(Beginning of MATERIAL FOR THE TASK)

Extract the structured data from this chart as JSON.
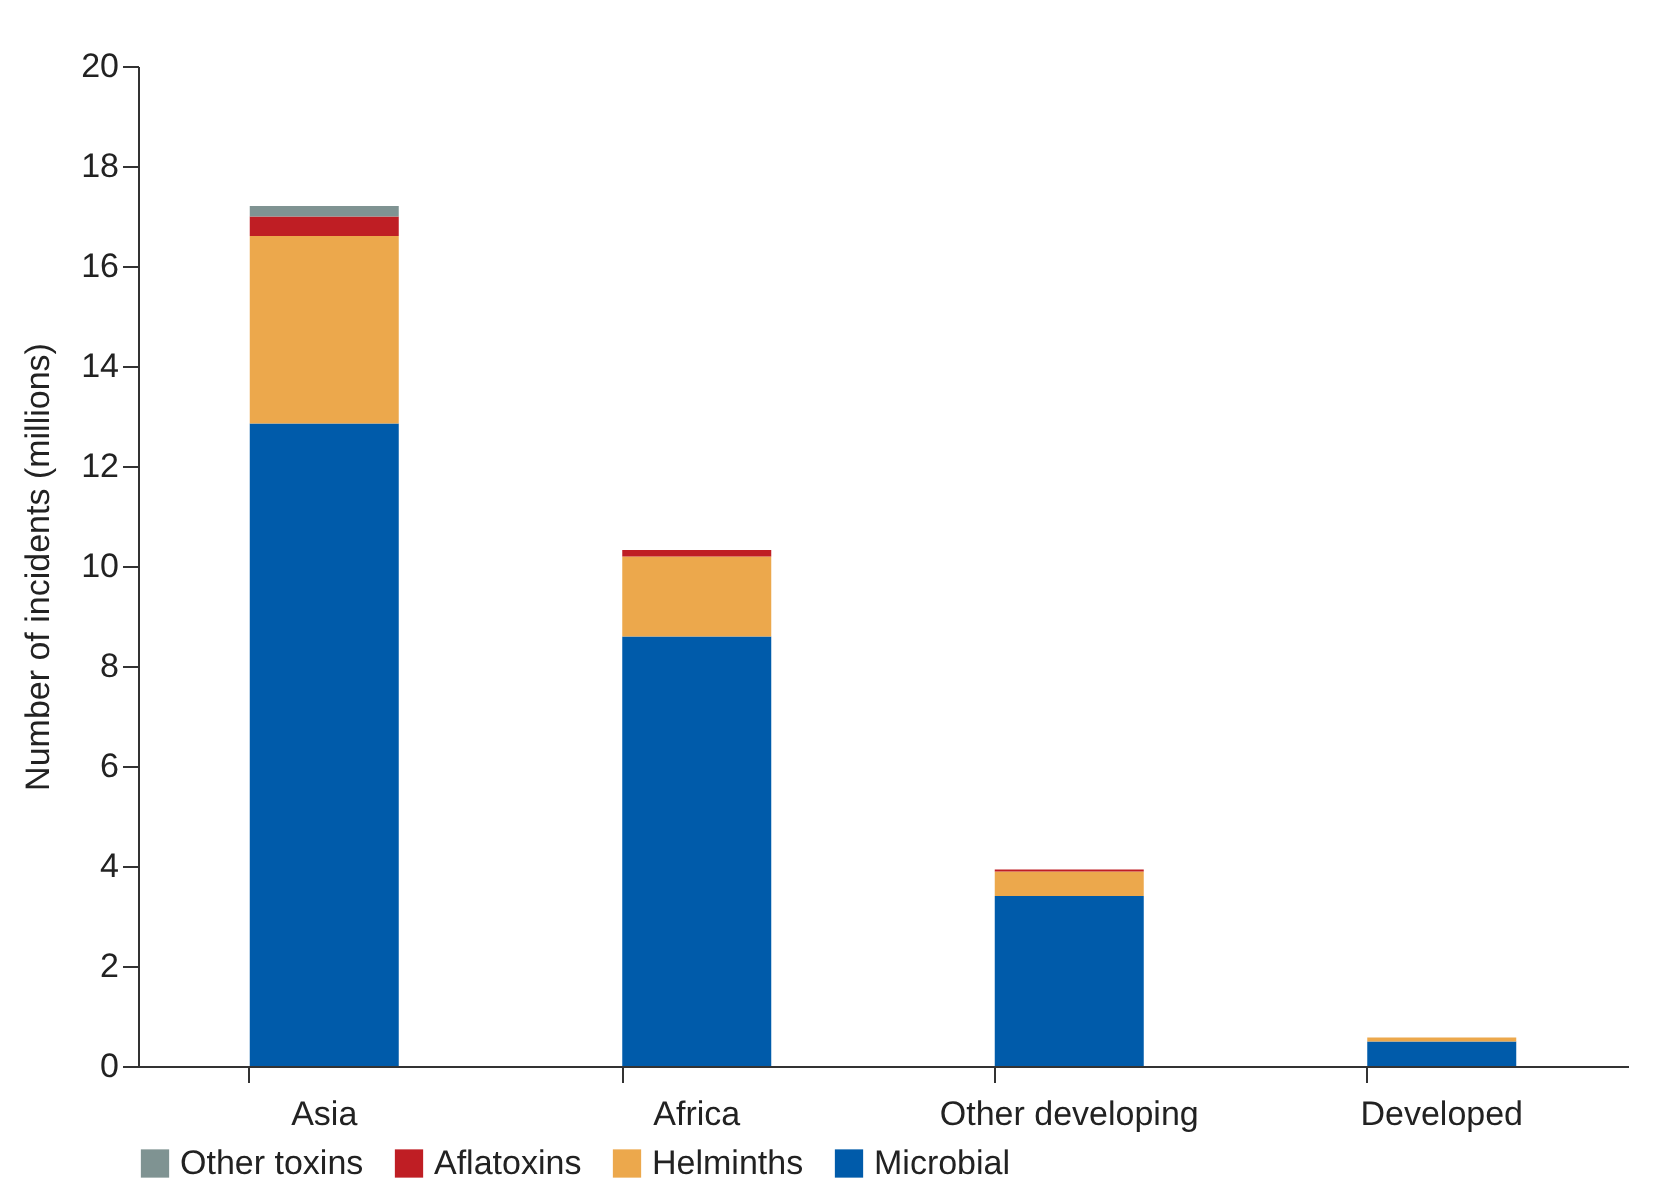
{
  "chart_data": {
    "type": "bar",
    "stacked": true,
    "ylabel": "Number of incidents (millions)",
    "categories": [
      "Asia",
      "Africa",
      "Other developing",
      "Developed"
    ],
    "series": [
      {
        "name": "Microbial",
        "color": "#005baa",
        "values": [
          12.85,
          8.59,
          3.4,
          0.49
        ]
      },
      {
        "name": "Helminths",
        "color": "#eca84c",
        "values": [
          3.75,
          1.6,
          0.49,
          0.08
        ]
      },
      {
        "name": "Aflatoxins",
        "color": "#bf1e24",
        "values": [
          0.39,
          0.13,
          0.04,
          null
        ]
      },
      {
        "name": "Other toxins",
        "color": "#7f9392",
        "values": [
          0.21,
          null,
          null,
          null
        ]
      }
    ],
    "ylim": [
      0,
      20
    ],
    "yticks": [
      0,
      2,
      4,
      6,
      8,
      10,
      12,
      14,
      16,
      18,
      20
    ],
    "grid": false,
    "legend": "bottom"
  }
}
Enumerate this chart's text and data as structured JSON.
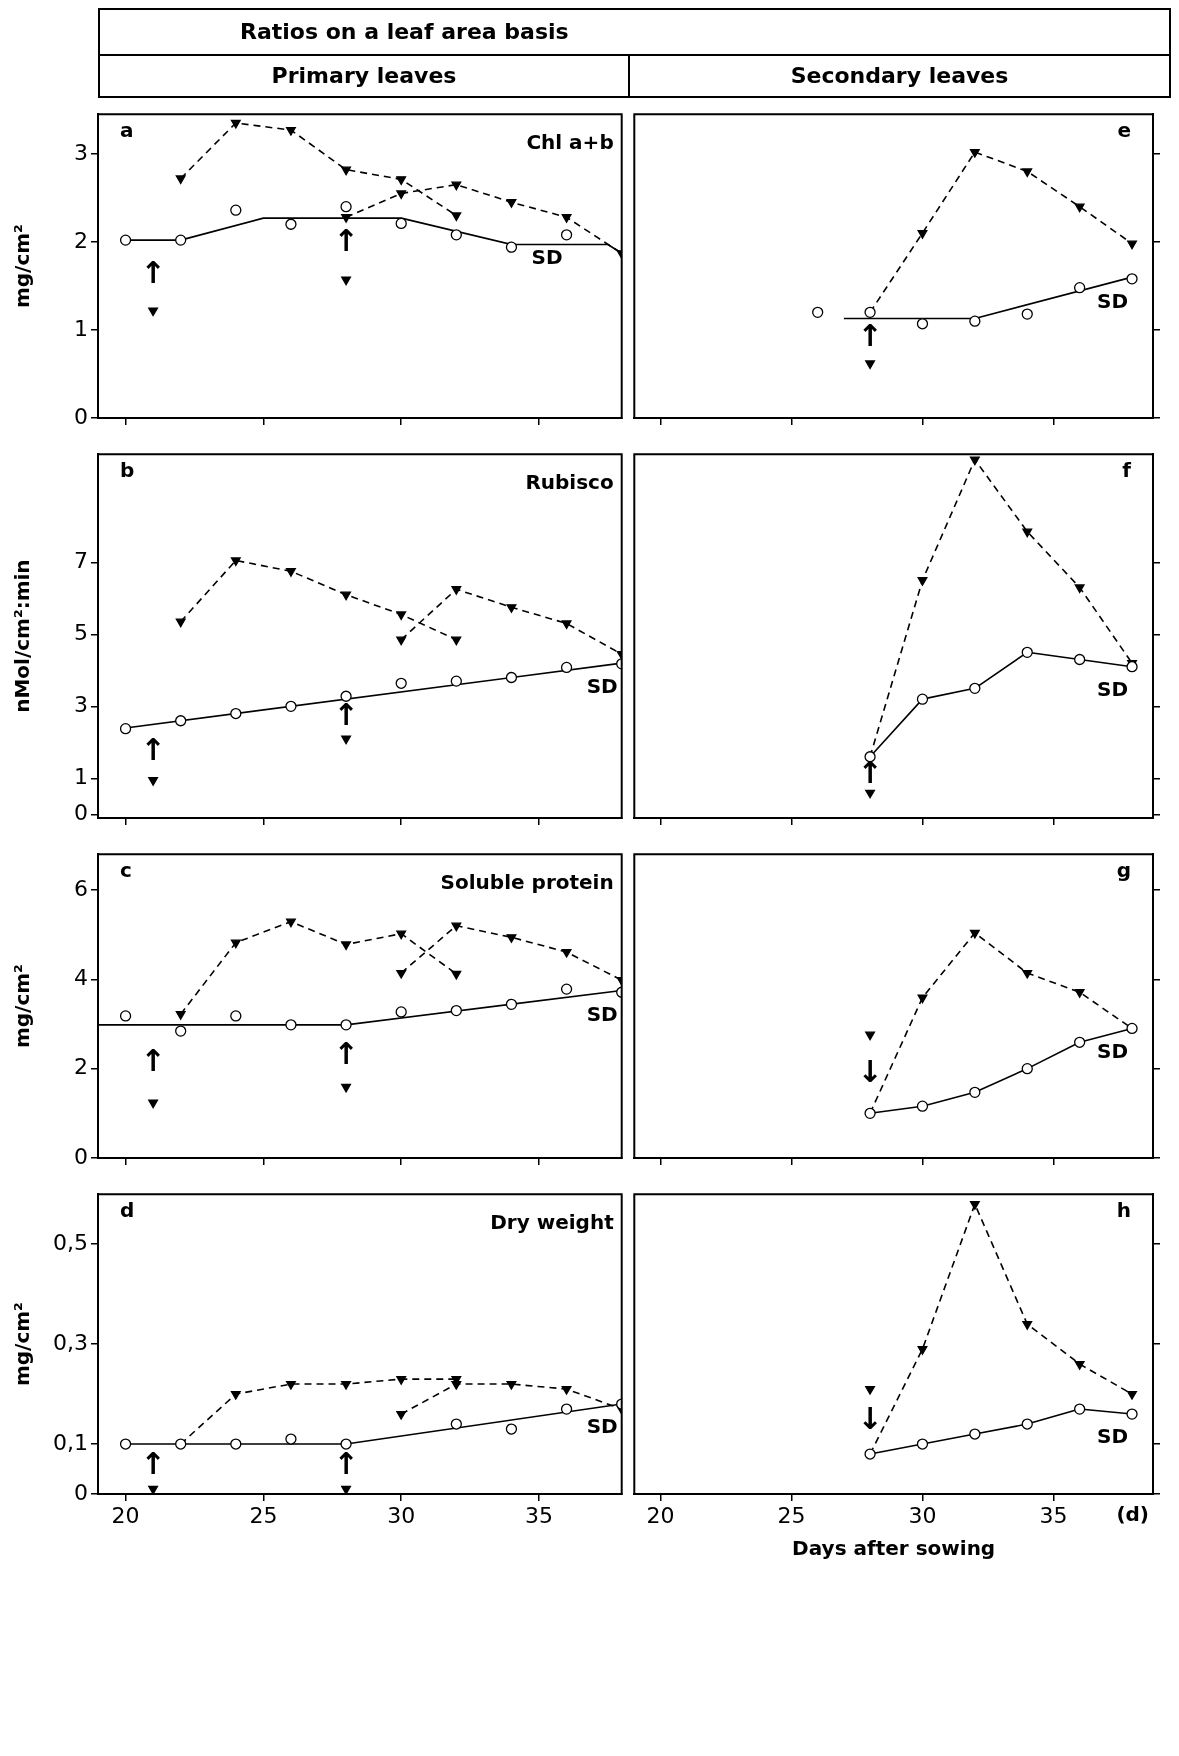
{
  "chart_data": [
    {
      "type": "line",
      "title": "Ratios on a leaf area basis",
      "subtitle": "Primary leaves",
      "ylabel": "mg/cm²",
      "xlim": [
        19,
        38
      ],
      "xticks": [
        20,
        25,
        30,
        35
      ],
      "ylim": [
        0,
        3.45
      ],
      "yticks": [
        0,
        1,
        2,
        3
      ],
      "tick_labels": "y",
      "annotations": [
        "a",
        "Chl a+b",
        "↑",
        "↑"
      ],
      "series": [
        {
          "name": "SD",
          "type": "scatter",
          "marker": "circle",
          "color": "#000000",
          "x": [
            20,
            22,
            24,
            26,
            28,
            30,
            32,
            34,
            36
          ],
          "values": [
            2.02,
            2.02,
            2.36,
            2.2,
            2.4,
            2.21,
            2.08,
            1.94,
            2.08
          ]
        },
        {
          "type": "line",
          "marker": "none",
          "line_style": "solid",
          "color": "#000000",
          "x": [
            20,
            22,
            25,
            30,
            34,
            37.5,
            38
          ],
          "values": [
            2.02,
            2.02,
            2.27,
            2.27,
            1.97,
            1.97,
            1.87
          ]
        },
        {
          "type": "line",
          "marker": "triangle",
          "line_style": "dashed",
          "color": "#000000",
          "x": [
            22,
            24,
            26,
            28,
            30,
            32
          ],
          "values": [
            2.72,
            3.35,
            3.27,
            2.82,
            2.71,
            2.3
          ]
        },
        {
          "type": "line",
          "marker": "triangle",
          "line_style": "dashed",
          "color": "#000000",
          "x": [
            28,
            30,
            32,
            34,
            36,
            38
          ],
          "values": [
            2.28,
            2.55,
            2.65,
            2.45,
            2.28,
            1.87
          ]
        },
        {
          "type": "scatter",
          "marker": "triangle",
          "color": "#000000",
          "x": [
            21,
            28
          ],
          "values": [
            1.22,
            1.57
          ]
        }
      ]
    },
    {
      "type": "line",
      "subtitle": "Secondary leaves",
      "xlim": [
        19,
        38.8
      ],
      "xticks": [
        20,
        25,
        30,
        35
      ],
      "ylim": [
        0,
        3.45
      ],
      "yticks": [
        0,
        1,
        2,
        3
      ],
      "tick_labels": false,
      "annotations": [
        "e",
        "↑"
      ],
      "series": [
        {
          "name": "SD",
          "type": "scatter",
          "marker": "circle",
          "color": "#000000",
          "x": [
            26,
            28,
            30,
            32,
            34,
            36,
            38
          ],
          "values": [
            1.2,
            1.2,
            1.07,
            1.1,
            1.18,
            1.48,
            1.58
          ]
        },
        {
          "type": "line",
          "marker": "none",
          "line_style": "solid",
          "color": "#000000",
          "x": [
            27,
            32,
            38
          ],
          "values": [
            1.13,
            1.13,
            1.6
          ]
        },
        {
          "type": "line",
          "marker": "triangle",
          "line_style": "dashed",
          "color": "#000000",
          "x": [
            28,
            30,
            32,
            34,
            36,
            38
          ],
          "values": [
            1.2,
            2.1,
            3.02,
            2.8,
            2.4,
            1.98
          ]
        },
        {
          "type": "scatter",
          "marker": "triangle",
          "color": "#000000",
          "x": [
            28
          ],
          "values": [
            0.62
          ]
        }
      ]
    },
    {
      "type": "line",
      "ylabel": "nMol/cm²:min",
      "xlim": [
        19,
        38
      ],
      "xticks": [
        20,
        25,
        30,
        35
      ],
      "ylim": [
        -0.1,
        10
      ],
      "yticks": [
        0,
        1,
        3,
        5,
        7
      ],
      "tick_labels": "y",
      "annotations": [
        "b",
        "Rubisco",
        "↑",
        "↑"
      ],
      "series": [
        {
          "name": "SD",
          "type": "scatter",
          "marker": "circle",
          "color": "#000000",
          "x": [
            20,
            22,
            24,
            26,
            28,
            30,
            32,
            34,
            36,
            38
          ],
          "values": [
            2.38,
            2.6,
            2.8,
            3.0,
            3.28,
            3.64,
            3.7,
            3.8,
            4.08,
            4.18
          ]
        },
        {
          "type": "line",
          "marker": "none",
          "line_style": "solid",
          "color": "#000000",
          "x": [
            20,
            38
          ],
          "values": [
            2.4,
            4.2
          ]
        },
        {
          "type": "line",
          "marker": "triangle",
          "line_style": "dashed",
          "color": "#000000",
          "x": [
            22,
            24,
            26,
            28,
            30,
            32
          ],
          "values": [
            5.35,
            7.05,
            6.75,
            6.1,
            5.55,
            4.85
          ]
        },
        {
          "type": "line",
          "marker": "triangle",
          "line_style": "dashed",
          "color": "#000000",
          "x": [
            30,
            32,
            34,
            36,
            38
          ],
          "values": [
            4.85,
            6.25,
            5.75,
            5.3,
            4.45
          ]
        },
        {
          "type": "scatter",
          "marker": "triangle",
          "color": "#000000",
          "x": [
            21,
            28
          ],
          "values": [
            0.95,
            2.1
          ]
        }
      ]
    },
    {
      "type": "line",
      "xlim": [
        19,
        38.8
      ],
      "xticks": [
        20,
        25,
        30,
        35
      ],
      "ylim": [
        -0.1,
        10
      ],
      "yticks": [
        0,
        1,
        3,
        5,
        7
      ],
      "tick_labels": false,
      "annotations": [
        "f",
        "↑"
      ],
      "series": [
        {
          "name": "SD",
          "type": "line",
          "marker": "circle",
          "line_style": "solid",
          "color": "#000000",
          "x": [
            28,
            30,
            32,
            34,
            36,
            38
          ],
          "values": [
            1.6,
            3.2,
            3.5,
            4.5,
            4.3,
            4.1
          ]
        },
        {
          "type": "line",
          "marker": "triangle",
          "line_style": "dashed",
          "color": "#000000",
          "x": [
            28,
            30,
            32,
            34,
            36,
            38
          ],
          "values": [
            1.6,
            6.5,
            9.85,
            7.85,
            6.3,
            4.2
          ]
        },
        {
          "type": "scatter",
          "marker": "triangle",
          "color": "#000000",
          "x": [
            28
          ],
          "values": [
            0.6
          ]
        }
      ]
    },
    {
      "type": "line",
      "ylabel": "mg/cm²",
      "xlim": [
        19,
        38
      ],
      "xticks": [
        20,
        25,
        30,
        35
      ],
      "ylim": [
        0,
        6.8
      ],
      "yticks": [
        0,
        2,
        4,
        6
      ],
      "tick_labels": "y",
      "annotations": [
        "c",
        "Soluble protein",
        "↑",
        "↑"
      ],
      "series": [
        {
          "name": "SD",
          "type": "scatter",
          "marker": "circle",
          "color": "#000000",
          "x": [
            20,
            22,
            24,
            26,
            28,
            30,
            32,
            34,
            36,
            38
          ],
          "values": [
            3.18,
            2.84,
            3.18,
            2.98,
            2.98,
            3.27,
            3.3,
            3.44,
            3.78,
            3.71
          ]
        },
        {
          "type": "line",
          "marker": "none",
          "line_style": "solid",
          "color": "#000000",
          "x": [
            19,
            28,
            38
          ],
          "values": [
            2.98,
            2.98,
            3.75
          ]
        },
        {
          "type": "line",
          "marker": "triangle",
          "line_style": "dashed",
          "color": "#000000",
          "x": [
            22,
            24,
            26,
            28,
            30,
            32
          ],
          "values": [
            3.22,
            4.82,
            5.29,
            4.78,
            5.02,
            4.12
          ]
        },
        {
          "type": "line",
          "marker": "triangle",
          "line_style": "dashed",
          "color": "#000000",
          "x": [
            30,
            32,
            34,
            36,
            38
          ],
          "values": [
            4.14,
            5.2,
            4.94,
            4.61,
            3.98
          ]
        },
        {
          "type": "scatter",
          "marker": "triangle",
          "color": "#000000",
          "x": [
            21,
            28
          ],
          "values": [
            1.24,
            1.59
          ]
        }
      ]
    },
    {
      "type": "line",
      "xlim": [
        19,
        38.8
      ],
      "xticks": [
        20,
        25,
        30,
        35
      ],
      "ylim": [
        0,
        6.8
      ],
      "yticks": [
        0,
        2,
        4,
        6
      ],
      "tick_labels": false,
      "annotations": [
        "g",
        "↓"
      ],
      "series": [
        {
          "name": "SD",
          "type": "line",
          "marker": "circle",
          "line_style": "solid",
          "color": "#000000",
          "x": [
            28,
            30,
            32,
            34,
            36,
            38
          ],
          "values": [
            1.0,
            1.16,
            1.47,
            2.0,
            2.59,
            2.9
          ]
        },
        {
          "type": "line",
          "marker": "triangle",
          "line_style": "dashed",
          "color": "#000000",
          "x": [
            28,
            30,
            32,
            34,
            36,
            38
          ],
          "values": [
            1.0,
            3.59,
            5.04,
            4.14,
            3.71,
            2.9
          ]
        },
        {
          "type": "scatter",
          "marker": "triangle",
          "color": "#000000",
          "x": [
            28
          ],
          "values": [
            2.76
          ]
        }
      ]
    },
    {
      "type": "line",
      "ylabel": "mg/cm²",
      "xlim": [
        19,
        38
      ],
      "xticks": [
        20,
        25,
        30,
        35
      ],
      "ylim": [
        0,
        0.6
      ],
      "yticks": [
        {
          "value": 0,
          "label": "0"
        },
        {
          "value": 0.1,
          "label": "0,1"
        },
        {
          "value": 0.3,
          "label": "0,3"
        },
        {
          "value": 0.5,
          "label": "0,5"
        }
      ],
      "annotations": [
        "d",
        "Dry weight",
        "↑",
        "↑"
      ],
      "series": [
        {
          "name": "SD",
          "type": "scatter",
          "marker": "circle",
          "color": "#000000",
          "x": [
            20,
            22,
            24,
            26,
            28,
            32,
            34,
            36,
            38
          ],
          "values": [
            0.1,
            0.1,
            0.1,
            0.11,
            0.1,
            0.14,
            0.13,
            0.17,
            0.18
          ]
        },
        {
          "type": "line",
          "marker": "none",
          "line_style": "solid",
          "color": "#000000",
          "x": [
            20,
            28,
            38
          ],
          "values": [
            0.1,
            0.1,
            0.18
          ]
        },
        {
          "type": "line",
          "marker": "triangle",
          "line_style": "dashed",
          "color": "#000000",
          "x": [
            22,
            24,
            26,
            28,
            30,
            32
          ],
          "values": [
            0.1,
            0.2,
            0.22,
            0.22,
            0.23,
            0.23
          ]
        },
        {
          "type": "line",
          "marker": "triangle",
          "line_style": "dashed",
          "color": "#000000",
          "x": [
            30,
            32,
            34,
            36,
            38
          ],
          "values": [
            0.16,
            0.22,
            0.22,
            0.21,
            0.17
          ]
        },
        {
          "type": "scatter",
          "marker": "triangle",
          "color": "#000000",
          "x": [
            21,
            28
          ],
          "values": [
            0.01,
            0.01
          ]
        }
      ]
    },
    {
      "type": "line",
      "xlabel": "Days after sowing",
      "xlim": [
        19,
        38.8
      ],
      "xticks": [
        20,
        25,
        30,
        35
      ],
      "ylim": [
        0,
        0.6
      ],
      "yticks": [
        0,
        0.1,
        0.3,
        0.5
      ],
      "tick_labels": "x",
      "annotations": [
        "h",
        "(d)",
        "↓"
      ],
      "series": [
        {
          "name": "SD",
          "type": "line",
          "marker": "circle",
          "line_style": "solid",
          "color": "#000000",
          "x": [
            28,
            30,
            32,
            34,
            36,
            38
          ],
          "values": [
            0.08,
            0.1,
            0.12,
            0.14,
            0.17,
            0.16
          ]
        },
        {
          "type": "line",
          "marker": "triangle",
          "line_style": "dashed",
          "color": "#000000",
          "x": [
            28,
            30,
            32,
            34,
            36,
            38
          ],
          "values": [
            0.08,
            0.29,
            0.58,
            0.34,
            0.26,
            0.2
          ]
        },
        {
          "type": "scatter",
          "marker": "triangle",
          "color": "#000000",
          "x": [
            28
          ],
          "values": [
            0.21
          ]
        }
      ]
    }
  ]
}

(End of MATERIAL FOR THE TASK)

§ WHAT YOU SHOULD DO
Filtering the entries above by the word "structured", copy each line that matches.

§ REPLY TO THE TASK
Extract the structured data from this chart as JSON.
Enumerate this chart's text and data as structured JSON.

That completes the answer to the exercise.